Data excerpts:
☆ ☆ ☆ ☆

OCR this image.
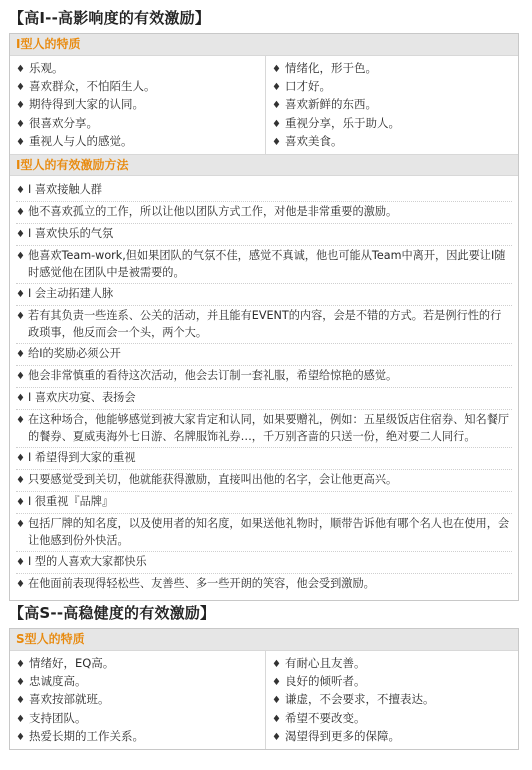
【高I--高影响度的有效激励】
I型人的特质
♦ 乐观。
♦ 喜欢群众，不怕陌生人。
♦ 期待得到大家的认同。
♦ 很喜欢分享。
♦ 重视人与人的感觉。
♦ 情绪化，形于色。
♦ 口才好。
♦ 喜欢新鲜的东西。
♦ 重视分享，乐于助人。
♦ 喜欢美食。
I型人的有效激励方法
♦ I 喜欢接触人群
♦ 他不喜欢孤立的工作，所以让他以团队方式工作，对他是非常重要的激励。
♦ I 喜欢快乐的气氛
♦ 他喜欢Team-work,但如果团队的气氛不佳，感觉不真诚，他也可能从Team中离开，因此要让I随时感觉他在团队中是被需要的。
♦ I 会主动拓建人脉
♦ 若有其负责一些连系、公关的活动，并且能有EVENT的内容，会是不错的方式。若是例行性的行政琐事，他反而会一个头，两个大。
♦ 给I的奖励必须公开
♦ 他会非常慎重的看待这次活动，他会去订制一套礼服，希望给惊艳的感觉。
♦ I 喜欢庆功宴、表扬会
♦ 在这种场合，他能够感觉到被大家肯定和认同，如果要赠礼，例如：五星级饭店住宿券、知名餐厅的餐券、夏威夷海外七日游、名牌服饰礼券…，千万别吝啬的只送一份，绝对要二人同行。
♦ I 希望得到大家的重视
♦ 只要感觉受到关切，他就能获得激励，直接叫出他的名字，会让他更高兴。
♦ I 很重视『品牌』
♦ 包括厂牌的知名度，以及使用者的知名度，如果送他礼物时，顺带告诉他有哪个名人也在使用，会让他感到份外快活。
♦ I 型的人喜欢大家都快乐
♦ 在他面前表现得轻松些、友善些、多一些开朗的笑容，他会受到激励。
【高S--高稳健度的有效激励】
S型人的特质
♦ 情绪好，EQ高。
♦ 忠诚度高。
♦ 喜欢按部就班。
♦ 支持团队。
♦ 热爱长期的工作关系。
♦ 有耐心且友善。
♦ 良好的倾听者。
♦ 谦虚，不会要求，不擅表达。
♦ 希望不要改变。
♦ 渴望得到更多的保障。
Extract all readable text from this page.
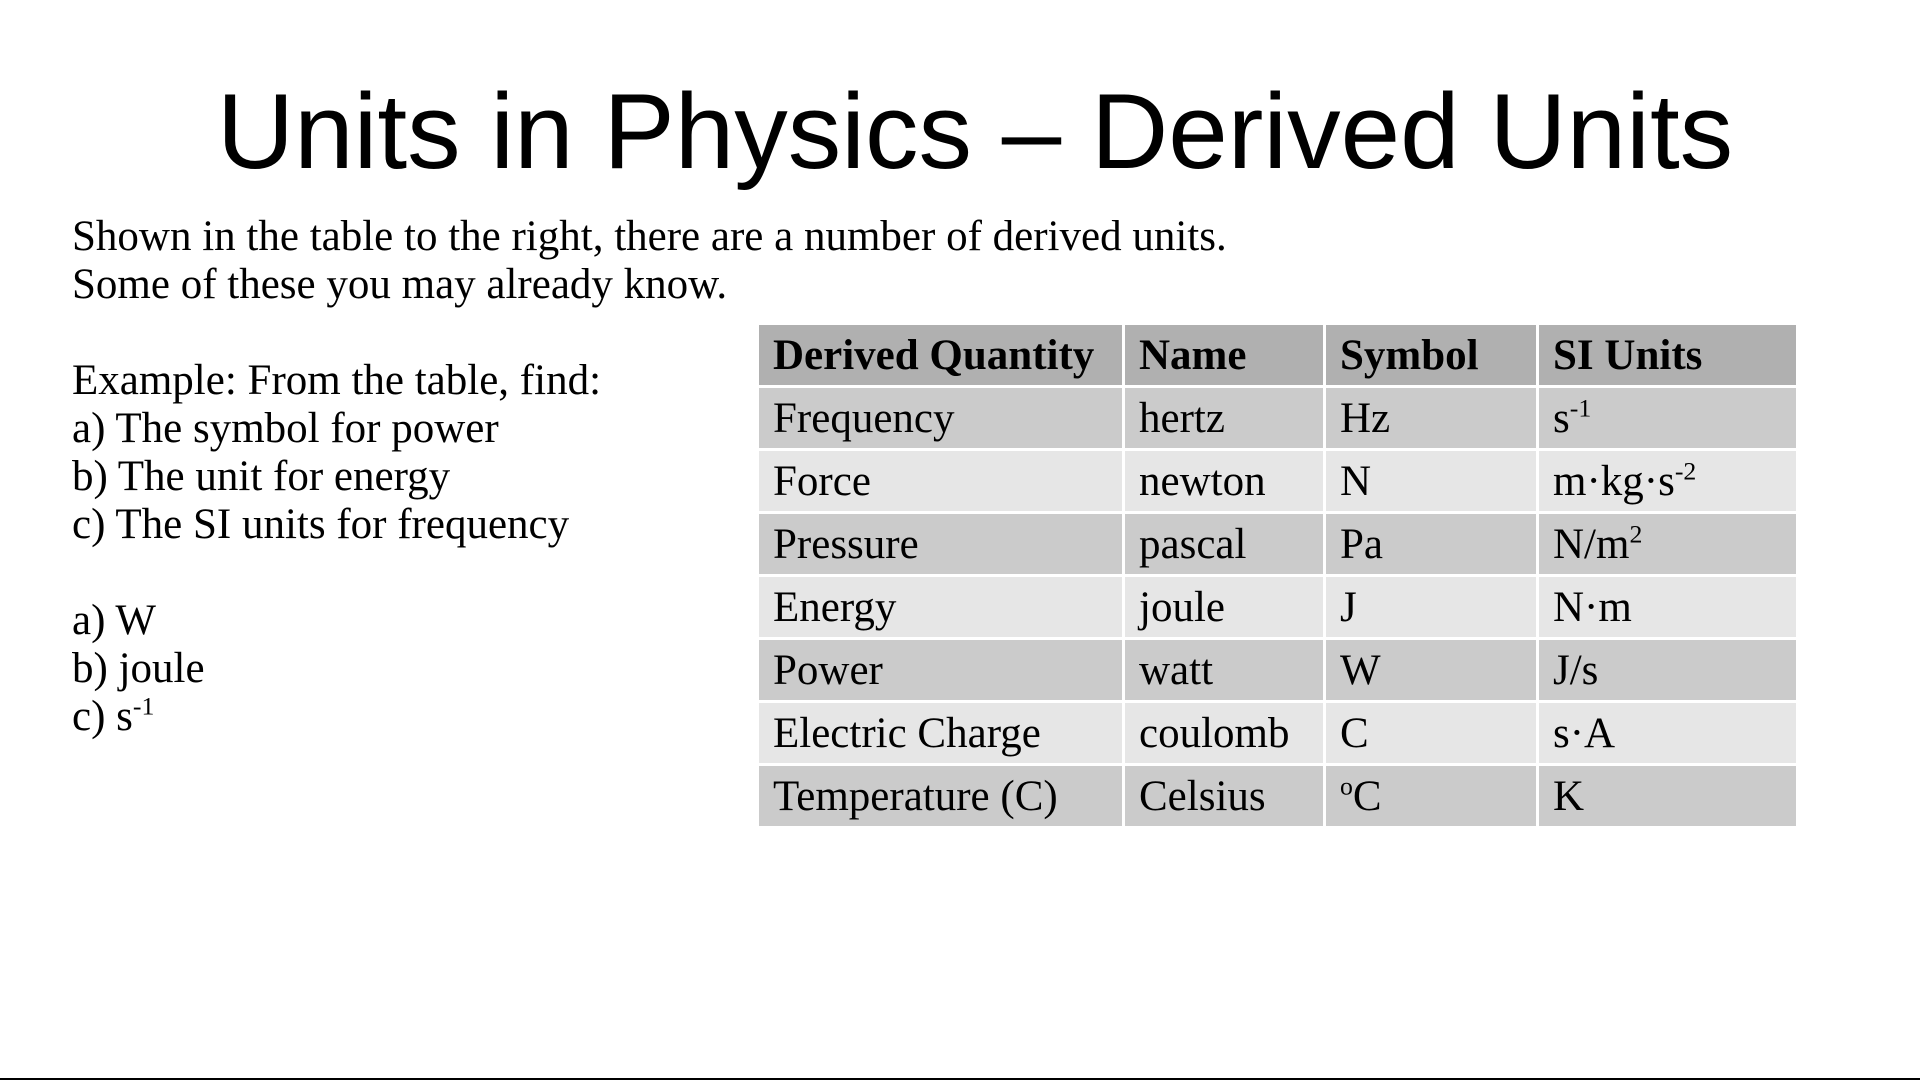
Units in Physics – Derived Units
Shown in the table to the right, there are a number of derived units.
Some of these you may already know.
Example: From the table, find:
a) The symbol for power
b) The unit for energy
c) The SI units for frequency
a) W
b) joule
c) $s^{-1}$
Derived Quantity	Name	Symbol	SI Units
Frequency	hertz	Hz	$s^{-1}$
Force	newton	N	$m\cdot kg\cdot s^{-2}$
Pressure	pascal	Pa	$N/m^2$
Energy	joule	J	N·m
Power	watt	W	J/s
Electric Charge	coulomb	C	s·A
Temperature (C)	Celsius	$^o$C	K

☆ ☆ ☆ ☆

[Aim] Repeat exactly the lines above, from the line containing "Extract all readable text from this page." through the last line of the records, inclusive; omit any pictures.

[Answer to the problem]
Extract all readable text from this page.
Units in Physics – Derived Units
Shown in the table to the right, there are a number of derived units.
Some of these you may already know.
Example: From the table, find:
a) The symbol for power
b) The unit for energy
c) The SI units for frequency
a) W
b) joule
c) $s^{-1}$
Derived Quantity	Name	Symbol	SI Units
Frequency	hertz	Hz	$s^{-1}$
Force	newton	N	$m\cdot kg\cdot s^{-2}$
Pressure	pascal	Pa	$N/m^2$
Energy	joule	J	N·m
Power	watt	W	J/s
Electric Charge	coulomb	C	s·A
Temperature (C)	Celsius	$^o$C	K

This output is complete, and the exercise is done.